◆ **Provided data**
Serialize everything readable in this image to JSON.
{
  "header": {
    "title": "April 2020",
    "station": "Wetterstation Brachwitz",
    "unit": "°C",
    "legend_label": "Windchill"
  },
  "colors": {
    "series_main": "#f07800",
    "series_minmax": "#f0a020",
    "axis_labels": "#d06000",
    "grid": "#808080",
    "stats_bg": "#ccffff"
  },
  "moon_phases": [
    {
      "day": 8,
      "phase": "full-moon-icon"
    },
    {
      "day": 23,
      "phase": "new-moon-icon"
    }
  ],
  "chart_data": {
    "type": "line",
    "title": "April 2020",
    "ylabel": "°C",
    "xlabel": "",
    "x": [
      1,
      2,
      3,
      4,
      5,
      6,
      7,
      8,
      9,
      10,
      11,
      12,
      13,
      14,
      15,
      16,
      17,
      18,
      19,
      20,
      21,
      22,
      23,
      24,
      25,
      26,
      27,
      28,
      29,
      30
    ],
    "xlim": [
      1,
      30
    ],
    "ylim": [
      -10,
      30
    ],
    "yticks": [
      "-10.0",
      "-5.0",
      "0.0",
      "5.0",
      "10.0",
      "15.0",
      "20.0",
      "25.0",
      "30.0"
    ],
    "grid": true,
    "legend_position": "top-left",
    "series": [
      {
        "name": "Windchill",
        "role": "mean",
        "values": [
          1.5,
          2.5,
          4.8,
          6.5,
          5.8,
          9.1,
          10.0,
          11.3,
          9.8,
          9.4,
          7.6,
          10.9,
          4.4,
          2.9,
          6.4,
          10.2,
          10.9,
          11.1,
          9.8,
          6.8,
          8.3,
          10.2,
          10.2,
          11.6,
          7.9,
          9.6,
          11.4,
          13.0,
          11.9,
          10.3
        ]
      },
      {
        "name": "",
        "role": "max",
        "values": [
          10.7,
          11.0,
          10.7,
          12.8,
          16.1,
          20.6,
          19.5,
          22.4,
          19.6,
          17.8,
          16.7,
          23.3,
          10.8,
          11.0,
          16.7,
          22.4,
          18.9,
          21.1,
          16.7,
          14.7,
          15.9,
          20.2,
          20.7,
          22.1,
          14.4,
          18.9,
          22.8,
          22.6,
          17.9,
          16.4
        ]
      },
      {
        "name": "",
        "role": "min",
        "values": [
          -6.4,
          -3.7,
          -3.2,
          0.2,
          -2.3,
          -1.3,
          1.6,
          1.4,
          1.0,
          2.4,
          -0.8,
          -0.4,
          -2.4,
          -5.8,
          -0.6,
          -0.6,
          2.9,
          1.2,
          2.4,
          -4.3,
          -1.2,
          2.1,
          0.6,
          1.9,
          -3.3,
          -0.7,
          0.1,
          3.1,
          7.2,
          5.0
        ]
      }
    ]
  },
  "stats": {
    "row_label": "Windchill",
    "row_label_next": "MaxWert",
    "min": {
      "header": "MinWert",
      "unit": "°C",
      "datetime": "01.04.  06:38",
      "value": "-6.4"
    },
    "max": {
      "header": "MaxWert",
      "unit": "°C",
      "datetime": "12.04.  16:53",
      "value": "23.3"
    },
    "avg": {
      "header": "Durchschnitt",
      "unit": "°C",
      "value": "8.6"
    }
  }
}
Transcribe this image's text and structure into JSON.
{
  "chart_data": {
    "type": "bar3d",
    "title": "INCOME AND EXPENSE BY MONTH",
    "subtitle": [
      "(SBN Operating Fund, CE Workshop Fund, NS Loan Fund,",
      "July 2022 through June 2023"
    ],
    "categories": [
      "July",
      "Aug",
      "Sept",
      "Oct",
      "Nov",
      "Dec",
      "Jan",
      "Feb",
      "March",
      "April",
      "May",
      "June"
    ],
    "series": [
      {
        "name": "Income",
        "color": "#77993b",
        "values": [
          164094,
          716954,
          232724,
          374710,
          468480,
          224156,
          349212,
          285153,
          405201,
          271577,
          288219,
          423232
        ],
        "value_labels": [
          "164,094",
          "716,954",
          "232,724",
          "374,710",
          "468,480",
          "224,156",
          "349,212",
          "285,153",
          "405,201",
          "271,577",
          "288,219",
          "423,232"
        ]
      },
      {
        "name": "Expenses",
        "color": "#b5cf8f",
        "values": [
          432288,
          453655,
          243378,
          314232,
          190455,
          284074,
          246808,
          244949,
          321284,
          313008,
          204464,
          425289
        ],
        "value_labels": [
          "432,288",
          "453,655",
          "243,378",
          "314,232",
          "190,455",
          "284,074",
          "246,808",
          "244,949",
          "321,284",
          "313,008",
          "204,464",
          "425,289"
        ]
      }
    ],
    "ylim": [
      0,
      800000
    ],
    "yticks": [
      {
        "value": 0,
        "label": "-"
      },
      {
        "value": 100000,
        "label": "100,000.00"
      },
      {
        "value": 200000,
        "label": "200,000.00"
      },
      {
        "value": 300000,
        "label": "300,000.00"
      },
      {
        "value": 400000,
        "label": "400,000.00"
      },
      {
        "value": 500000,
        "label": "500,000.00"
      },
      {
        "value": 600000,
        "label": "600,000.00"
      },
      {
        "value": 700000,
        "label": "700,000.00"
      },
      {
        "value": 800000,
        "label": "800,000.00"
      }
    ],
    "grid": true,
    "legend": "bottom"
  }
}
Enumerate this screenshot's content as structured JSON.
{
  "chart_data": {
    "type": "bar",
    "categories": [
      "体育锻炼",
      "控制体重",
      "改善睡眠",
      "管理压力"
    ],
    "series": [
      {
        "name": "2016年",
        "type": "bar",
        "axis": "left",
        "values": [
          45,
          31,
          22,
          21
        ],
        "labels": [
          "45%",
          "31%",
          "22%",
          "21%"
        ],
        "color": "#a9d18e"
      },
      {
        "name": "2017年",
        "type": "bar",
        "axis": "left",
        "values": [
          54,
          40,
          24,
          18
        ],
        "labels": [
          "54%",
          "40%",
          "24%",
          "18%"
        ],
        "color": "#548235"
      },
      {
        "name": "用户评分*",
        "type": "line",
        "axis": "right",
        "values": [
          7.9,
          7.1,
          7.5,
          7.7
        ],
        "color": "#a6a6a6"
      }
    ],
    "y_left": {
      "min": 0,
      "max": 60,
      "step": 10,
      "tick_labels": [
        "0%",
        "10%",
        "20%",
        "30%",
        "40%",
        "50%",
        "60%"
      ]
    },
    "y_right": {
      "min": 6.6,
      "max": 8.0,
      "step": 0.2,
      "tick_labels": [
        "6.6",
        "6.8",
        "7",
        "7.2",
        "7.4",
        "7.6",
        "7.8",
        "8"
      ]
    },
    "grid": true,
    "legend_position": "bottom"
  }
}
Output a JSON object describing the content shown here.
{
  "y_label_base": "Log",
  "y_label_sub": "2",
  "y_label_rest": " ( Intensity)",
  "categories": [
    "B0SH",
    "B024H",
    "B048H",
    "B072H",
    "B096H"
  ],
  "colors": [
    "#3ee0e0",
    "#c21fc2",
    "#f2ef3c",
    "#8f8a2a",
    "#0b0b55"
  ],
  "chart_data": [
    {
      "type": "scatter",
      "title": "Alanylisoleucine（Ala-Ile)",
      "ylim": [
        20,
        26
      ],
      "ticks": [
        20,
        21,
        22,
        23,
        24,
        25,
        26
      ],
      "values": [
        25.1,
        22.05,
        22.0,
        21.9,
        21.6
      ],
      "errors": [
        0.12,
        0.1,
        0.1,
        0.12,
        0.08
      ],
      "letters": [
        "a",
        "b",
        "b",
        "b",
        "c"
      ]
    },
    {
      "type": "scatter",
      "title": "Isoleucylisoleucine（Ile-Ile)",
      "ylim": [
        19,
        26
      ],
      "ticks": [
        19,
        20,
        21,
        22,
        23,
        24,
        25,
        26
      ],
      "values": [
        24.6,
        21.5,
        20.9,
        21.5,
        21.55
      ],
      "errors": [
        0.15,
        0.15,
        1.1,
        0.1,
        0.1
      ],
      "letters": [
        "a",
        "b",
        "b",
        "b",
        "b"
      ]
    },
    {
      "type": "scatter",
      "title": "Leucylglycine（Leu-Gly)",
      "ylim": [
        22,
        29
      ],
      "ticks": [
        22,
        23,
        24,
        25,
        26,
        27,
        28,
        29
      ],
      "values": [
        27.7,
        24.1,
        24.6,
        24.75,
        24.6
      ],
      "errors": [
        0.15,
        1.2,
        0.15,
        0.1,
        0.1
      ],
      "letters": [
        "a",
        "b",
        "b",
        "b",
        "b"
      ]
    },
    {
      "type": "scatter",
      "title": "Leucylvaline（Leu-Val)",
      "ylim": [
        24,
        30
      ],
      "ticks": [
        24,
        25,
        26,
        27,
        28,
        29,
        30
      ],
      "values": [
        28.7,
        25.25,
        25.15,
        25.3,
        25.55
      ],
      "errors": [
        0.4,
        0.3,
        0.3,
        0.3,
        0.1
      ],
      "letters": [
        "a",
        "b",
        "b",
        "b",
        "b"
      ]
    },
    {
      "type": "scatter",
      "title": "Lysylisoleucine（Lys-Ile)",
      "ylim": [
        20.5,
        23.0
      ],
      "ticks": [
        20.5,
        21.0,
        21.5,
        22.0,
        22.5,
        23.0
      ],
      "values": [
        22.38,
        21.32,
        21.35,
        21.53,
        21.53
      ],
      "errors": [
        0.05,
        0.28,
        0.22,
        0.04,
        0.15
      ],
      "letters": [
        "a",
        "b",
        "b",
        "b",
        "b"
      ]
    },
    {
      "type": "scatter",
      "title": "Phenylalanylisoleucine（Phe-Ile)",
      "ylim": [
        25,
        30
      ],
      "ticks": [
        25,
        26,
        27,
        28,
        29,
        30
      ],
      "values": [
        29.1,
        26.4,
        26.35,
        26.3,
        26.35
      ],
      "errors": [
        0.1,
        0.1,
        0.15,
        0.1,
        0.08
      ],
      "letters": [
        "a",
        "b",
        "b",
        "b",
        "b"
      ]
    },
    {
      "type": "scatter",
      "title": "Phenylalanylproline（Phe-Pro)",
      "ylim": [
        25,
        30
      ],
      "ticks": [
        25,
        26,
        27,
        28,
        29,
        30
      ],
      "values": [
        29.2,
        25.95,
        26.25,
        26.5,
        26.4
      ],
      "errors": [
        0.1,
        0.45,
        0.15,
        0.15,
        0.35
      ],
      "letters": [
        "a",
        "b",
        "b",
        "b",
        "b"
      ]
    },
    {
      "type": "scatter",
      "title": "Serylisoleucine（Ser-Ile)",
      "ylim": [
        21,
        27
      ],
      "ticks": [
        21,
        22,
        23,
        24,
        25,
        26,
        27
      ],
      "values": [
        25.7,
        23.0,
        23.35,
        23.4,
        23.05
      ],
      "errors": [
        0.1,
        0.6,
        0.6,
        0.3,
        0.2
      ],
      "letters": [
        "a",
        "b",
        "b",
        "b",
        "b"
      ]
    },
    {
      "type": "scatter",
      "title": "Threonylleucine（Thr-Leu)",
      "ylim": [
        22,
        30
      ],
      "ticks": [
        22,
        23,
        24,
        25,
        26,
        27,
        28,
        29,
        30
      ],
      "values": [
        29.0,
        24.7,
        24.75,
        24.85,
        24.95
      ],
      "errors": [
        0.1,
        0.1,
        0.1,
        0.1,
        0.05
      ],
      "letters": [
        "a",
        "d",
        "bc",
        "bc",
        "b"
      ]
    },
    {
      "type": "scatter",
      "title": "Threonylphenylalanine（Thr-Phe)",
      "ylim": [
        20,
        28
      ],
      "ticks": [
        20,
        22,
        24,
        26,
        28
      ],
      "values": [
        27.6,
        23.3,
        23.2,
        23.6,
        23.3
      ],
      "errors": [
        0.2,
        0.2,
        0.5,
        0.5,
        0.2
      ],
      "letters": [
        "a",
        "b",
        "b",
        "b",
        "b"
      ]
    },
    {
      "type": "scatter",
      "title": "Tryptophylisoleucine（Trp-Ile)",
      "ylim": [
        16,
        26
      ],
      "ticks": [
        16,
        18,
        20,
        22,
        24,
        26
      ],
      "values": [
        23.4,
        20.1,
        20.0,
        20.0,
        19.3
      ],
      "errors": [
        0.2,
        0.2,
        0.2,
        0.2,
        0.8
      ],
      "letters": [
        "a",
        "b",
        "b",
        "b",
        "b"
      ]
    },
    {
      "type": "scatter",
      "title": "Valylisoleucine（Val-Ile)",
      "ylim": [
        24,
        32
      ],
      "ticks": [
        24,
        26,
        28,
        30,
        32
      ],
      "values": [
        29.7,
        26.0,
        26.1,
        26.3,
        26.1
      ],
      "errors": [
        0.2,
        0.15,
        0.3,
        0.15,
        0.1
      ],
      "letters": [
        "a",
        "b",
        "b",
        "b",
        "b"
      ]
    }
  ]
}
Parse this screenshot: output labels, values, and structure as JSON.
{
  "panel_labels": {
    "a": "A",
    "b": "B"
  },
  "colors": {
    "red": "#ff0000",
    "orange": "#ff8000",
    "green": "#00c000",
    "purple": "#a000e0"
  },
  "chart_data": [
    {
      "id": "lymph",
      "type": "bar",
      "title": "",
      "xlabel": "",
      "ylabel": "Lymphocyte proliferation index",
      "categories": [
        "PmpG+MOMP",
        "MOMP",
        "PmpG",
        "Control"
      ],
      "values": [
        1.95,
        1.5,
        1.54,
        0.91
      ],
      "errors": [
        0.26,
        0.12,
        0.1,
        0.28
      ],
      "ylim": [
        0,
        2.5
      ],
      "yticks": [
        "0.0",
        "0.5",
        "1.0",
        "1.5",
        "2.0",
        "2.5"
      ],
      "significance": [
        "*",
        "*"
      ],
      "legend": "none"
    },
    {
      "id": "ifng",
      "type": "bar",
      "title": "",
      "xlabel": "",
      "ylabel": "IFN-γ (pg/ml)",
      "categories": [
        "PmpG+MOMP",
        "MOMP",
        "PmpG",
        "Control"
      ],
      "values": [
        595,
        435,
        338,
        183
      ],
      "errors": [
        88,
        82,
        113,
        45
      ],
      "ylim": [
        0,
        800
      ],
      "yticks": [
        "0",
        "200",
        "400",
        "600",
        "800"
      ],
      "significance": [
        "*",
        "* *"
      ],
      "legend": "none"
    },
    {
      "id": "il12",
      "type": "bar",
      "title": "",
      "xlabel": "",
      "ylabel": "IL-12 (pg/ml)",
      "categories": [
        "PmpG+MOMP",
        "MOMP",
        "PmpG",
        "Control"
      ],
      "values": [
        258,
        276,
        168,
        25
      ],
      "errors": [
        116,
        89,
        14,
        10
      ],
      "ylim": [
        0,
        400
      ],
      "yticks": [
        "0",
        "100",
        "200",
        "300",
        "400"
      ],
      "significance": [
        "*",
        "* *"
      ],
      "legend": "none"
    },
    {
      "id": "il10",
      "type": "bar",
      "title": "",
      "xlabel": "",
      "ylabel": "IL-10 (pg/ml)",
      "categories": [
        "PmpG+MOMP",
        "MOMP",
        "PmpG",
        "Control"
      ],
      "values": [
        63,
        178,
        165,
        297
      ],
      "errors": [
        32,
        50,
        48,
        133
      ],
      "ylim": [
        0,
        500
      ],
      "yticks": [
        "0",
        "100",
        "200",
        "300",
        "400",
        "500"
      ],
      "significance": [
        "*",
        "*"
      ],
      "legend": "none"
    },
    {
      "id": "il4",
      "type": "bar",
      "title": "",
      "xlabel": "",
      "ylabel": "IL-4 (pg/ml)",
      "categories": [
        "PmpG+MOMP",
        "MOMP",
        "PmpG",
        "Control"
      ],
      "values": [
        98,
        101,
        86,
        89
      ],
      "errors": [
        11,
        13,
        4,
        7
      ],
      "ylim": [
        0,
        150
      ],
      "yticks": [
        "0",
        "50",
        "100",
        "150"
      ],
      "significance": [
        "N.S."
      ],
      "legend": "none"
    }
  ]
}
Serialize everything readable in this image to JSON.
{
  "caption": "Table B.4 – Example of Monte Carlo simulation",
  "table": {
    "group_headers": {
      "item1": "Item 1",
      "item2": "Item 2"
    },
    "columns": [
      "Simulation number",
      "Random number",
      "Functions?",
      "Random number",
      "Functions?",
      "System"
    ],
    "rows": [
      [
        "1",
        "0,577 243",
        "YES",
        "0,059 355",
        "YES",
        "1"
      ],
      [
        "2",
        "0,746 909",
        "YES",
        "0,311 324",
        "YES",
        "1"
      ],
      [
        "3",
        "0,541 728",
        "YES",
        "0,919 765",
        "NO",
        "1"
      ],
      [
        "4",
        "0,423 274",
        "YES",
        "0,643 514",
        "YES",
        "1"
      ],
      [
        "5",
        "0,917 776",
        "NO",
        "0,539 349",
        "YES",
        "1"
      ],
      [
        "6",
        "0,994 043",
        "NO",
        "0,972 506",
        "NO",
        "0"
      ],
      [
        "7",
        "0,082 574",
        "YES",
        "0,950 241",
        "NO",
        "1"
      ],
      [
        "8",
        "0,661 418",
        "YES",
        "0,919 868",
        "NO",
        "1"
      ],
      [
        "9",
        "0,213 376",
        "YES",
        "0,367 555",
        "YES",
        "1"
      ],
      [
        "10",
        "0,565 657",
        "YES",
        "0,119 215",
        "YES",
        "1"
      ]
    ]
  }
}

◆ **Exercise description**
Your answer should be a single number: how many lines in the data above include "Windchill"?

◆ **Exercise result**
3